DIRECTIONS:
Identify each line holding the string "deine" and copy it.
[Start of THE RECORDS]
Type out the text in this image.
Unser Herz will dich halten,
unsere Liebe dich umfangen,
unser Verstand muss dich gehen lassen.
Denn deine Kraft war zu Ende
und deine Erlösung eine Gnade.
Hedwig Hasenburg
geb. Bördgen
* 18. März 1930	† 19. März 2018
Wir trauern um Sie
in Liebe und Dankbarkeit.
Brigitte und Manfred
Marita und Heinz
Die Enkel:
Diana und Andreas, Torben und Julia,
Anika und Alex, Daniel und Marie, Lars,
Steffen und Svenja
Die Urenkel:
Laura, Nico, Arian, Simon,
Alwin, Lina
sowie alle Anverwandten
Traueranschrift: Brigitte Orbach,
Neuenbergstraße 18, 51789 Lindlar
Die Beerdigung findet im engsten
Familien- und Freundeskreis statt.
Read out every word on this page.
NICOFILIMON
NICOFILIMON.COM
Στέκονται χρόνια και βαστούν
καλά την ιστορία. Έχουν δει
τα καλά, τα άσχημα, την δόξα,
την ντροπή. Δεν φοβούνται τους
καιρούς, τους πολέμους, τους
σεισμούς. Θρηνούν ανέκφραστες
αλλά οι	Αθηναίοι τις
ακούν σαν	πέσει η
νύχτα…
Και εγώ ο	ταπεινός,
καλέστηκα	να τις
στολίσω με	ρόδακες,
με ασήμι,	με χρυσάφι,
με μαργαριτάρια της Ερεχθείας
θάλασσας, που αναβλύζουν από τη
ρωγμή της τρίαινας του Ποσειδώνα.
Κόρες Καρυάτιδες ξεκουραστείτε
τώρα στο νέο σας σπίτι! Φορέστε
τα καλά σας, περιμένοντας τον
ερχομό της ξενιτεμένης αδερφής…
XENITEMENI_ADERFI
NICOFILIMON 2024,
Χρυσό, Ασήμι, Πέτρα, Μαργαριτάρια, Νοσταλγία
[End of THE RECORDS]
TASK OUTPUT:
Denn deine Kraft war zu Ende
und deine Erlösung eine Gnade.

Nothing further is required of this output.